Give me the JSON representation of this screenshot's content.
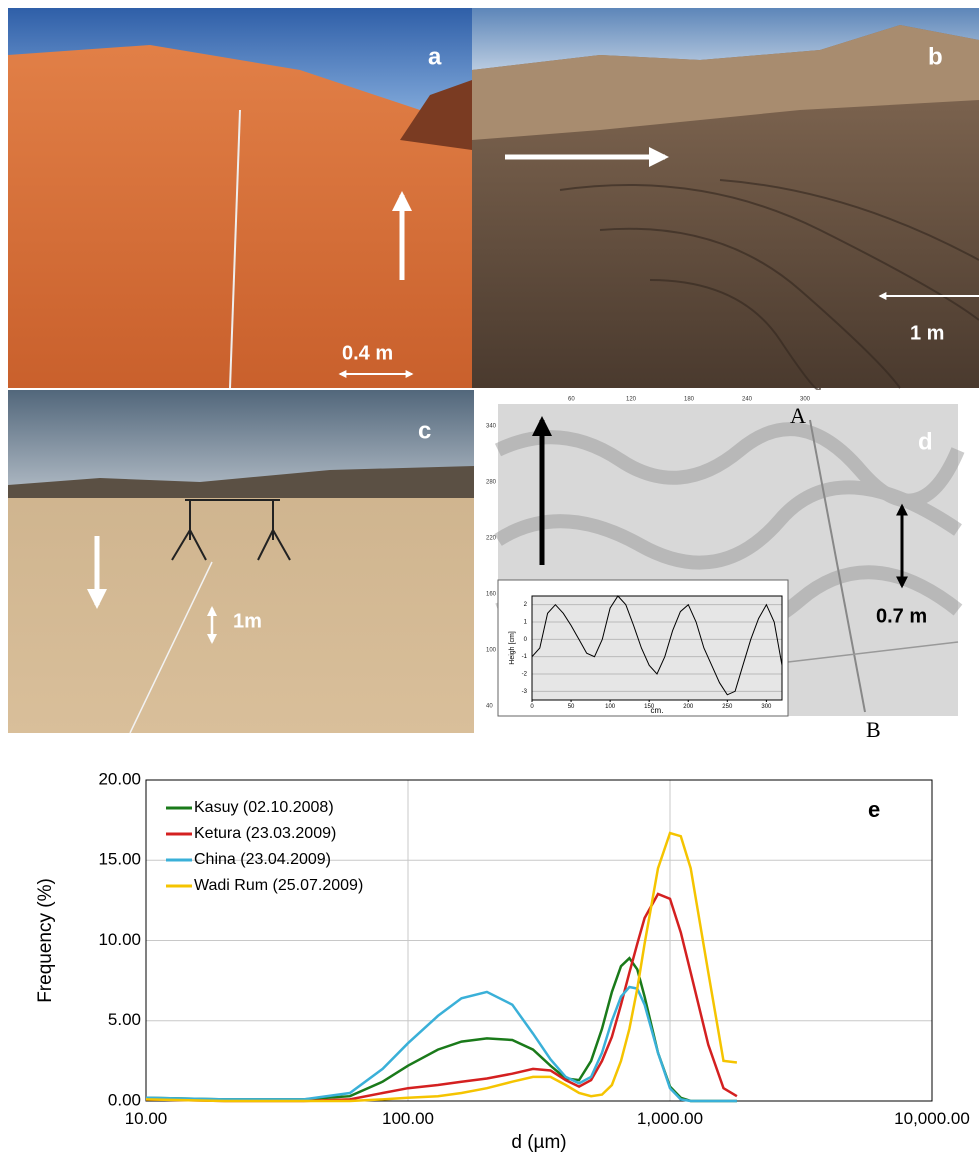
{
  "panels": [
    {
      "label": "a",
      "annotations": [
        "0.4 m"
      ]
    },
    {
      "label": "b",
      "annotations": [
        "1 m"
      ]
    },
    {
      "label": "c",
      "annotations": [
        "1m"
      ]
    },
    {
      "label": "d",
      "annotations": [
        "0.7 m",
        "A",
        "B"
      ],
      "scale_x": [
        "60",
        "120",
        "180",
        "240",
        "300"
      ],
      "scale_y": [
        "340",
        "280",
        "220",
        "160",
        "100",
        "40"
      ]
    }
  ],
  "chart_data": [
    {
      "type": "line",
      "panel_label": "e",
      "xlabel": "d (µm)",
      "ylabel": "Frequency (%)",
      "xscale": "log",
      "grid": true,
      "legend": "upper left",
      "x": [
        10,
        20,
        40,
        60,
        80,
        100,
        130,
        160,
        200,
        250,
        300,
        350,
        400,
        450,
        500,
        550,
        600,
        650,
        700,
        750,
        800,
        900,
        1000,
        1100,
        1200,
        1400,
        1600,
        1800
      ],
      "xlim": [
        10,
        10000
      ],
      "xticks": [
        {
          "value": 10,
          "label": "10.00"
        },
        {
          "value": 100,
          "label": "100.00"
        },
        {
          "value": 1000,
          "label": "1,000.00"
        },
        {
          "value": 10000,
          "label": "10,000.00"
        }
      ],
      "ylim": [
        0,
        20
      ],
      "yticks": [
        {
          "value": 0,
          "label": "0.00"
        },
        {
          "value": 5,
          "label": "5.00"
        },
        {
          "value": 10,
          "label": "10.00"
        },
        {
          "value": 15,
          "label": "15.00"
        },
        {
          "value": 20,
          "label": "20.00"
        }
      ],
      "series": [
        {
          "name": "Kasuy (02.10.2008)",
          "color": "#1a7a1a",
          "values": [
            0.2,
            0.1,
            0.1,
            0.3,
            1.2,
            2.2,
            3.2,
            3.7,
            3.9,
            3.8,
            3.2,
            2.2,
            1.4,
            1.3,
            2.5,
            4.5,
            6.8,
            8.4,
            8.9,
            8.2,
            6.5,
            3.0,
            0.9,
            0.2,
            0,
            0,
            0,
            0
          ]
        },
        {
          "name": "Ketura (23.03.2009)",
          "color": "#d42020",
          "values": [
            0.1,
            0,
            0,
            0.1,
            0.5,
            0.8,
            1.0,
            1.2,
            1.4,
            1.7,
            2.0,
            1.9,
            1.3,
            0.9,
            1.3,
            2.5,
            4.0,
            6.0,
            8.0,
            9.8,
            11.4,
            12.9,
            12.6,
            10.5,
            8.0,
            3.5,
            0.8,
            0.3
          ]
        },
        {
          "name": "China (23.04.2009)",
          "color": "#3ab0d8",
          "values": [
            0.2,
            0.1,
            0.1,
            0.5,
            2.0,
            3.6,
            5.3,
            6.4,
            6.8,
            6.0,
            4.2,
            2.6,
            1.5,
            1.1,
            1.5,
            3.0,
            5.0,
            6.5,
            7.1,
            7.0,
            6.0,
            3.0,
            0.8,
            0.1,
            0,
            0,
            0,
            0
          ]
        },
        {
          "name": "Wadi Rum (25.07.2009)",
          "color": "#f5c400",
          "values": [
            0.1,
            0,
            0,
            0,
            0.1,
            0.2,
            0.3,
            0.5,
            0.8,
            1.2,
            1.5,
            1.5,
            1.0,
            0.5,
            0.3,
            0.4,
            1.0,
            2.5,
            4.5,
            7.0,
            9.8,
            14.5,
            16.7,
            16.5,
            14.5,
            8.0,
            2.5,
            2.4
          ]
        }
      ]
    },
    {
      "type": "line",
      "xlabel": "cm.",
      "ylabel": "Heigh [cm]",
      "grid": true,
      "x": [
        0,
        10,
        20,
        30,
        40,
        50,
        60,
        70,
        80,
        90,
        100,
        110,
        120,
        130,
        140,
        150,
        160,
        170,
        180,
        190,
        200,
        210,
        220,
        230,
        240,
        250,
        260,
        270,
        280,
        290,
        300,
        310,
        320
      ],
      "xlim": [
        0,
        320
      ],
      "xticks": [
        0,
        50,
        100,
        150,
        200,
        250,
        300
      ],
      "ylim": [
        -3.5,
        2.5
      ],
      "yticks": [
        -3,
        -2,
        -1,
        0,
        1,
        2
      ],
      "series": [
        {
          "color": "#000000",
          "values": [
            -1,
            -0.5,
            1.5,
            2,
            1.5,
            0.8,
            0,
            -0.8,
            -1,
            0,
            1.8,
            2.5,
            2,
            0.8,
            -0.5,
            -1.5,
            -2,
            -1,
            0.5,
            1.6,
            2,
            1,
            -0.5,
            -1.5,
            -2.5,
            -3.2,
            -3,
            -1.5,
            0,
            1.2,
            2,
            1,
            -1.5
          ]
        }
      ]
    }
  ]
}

--

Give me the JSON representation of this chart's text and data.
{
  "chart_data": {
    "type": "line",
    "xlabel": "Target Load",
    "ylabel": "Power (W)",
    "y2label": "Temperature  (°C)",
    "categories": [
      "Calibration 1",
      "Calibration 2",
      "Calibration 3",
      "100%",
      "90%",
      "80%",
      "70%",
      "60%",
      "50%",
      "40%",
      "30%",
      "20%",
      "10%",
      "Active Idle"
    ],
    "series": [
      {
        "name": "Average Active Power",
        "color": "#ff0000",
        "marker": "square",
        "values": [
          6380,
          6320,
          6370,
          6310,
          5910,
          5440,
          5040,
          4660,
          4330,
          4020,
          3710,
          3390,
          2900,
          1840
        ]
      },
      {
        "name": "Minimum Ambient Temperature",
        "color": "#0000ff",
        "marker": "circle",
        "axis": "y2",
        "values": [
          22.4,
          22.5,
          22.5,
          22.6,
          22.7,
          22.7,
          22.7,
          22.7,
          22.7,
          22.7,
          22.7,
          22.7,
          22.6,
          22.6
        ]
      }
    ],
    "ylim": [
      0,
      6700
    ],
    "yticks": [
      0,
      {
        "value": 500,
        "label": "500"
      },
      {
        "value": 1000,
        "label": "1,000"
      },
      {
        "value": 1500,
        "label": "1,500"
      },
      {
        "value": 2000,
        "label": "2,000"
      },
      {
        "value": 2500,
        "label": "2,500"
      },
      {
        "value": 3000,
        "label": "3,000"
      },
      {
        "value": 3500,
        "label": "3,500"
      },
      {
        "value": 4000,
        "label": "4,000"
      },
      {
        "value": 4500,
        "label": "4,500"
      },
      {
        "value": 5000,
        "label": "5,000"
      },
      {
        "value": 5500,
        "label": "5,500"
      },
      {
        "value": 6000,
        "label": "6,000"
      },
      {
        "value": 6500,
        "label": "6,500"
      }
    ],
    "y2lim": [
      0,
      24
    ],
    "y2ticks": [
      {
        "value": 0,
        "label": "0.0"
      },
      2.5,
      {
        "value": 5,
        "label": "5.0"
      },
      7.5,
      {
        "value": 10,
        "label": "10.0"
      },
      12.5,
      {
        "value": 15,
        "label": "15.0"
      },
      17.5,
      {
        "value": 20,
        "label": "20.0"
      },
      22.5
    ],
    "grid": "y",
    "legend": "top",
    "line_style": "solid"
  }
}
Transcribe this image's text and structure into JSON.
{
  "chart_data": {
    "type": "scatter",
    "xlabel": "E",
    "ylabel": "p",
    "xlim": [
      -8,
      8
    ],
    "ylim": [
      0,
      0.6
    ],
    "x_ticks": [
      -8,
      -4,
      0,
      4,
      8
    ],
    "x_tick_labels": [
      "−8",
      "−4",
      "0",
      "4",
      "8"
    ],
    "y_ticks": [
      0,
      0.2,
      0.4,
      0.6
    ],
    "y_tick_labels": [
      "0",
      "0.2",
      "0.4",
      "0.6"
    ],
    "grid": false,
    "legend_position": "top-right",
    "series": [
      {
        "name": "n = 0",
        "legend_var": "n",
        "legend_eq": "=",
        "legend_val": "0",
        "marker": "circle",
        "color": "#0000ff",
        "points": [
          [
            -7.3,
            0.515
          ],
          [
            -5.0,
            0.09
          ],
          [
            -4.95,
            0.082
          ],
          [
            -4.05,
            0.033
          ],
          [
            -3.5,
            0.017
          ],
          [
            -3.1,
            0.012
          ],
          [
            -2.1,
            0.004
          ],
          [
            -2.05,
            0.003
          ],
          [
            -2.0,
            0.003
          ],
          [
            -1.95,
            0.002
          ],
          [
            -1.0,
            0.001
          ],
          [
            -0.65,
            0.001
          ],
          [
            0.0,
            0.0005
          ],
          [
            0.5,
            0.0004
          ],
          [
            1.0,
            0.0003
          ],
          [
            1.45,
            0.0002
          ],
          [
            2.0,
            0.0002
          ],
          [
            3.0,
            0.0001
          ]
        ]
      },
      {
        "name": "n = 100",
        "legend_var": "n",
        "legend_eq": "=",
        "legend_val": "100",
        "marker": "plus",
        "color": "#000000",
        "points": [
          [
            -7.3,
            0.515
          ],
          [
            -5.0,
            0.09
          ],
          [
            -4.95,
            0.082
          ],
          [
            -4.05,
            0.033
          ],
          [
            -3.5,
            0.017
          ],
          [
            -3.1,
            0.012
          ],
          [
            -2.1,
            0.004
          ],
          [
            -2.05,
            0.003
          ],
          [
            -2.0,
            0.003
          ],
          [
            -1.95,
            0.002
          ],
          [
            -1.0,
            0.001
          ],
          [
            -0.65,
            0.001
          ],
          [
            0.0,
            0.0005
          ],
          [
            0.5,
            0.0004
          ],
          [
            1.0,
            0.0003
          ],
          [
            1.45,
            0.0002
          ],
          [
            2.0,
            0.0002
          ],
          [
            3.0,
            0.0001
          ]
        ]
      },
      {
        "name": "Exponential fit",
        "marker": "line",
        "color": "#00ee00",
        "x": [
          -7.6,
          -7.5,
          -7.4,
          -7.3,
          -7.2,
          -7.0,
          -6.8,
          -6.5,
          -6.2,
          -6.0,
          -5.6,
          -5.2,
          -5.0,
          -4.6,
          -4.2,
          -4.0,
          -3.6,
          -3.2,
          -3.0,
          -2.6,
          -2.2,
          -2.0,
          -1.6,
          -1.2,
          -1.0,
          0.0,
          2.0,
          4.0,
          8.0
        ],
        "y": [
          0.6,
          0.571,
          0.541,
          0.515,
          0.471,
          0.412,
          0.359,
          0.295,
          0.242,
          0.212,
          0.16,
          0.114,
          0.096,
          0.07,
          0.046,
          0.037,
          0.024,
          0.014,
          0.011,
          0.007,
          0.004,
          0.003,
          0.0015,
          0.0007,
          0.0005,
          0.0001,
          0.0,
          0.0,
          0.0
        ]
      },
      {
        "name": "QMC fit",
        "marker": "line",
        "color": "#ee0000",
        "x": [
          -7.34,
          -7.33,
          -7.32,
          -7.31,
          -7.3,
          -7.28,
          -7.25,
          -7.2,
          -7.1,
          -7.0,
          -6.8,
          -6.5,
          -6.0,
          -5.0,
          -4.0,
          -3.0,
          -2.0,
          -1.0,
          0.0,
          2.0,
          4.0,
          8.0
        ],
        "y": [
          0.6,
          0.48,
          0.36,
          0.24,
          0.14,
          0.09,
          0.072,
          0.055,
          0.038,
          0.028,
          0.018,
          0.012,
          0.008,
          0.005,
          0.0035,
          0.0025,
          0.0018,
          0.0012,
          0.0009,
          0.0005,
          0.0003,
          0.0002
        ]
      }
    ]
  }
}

Stated exercise :: Check each line above for the word "grid", and copy the lines where it appears.

The reply ::
      "grid": true,
      "grid": true,
    "grid": "y",
    "grid": false,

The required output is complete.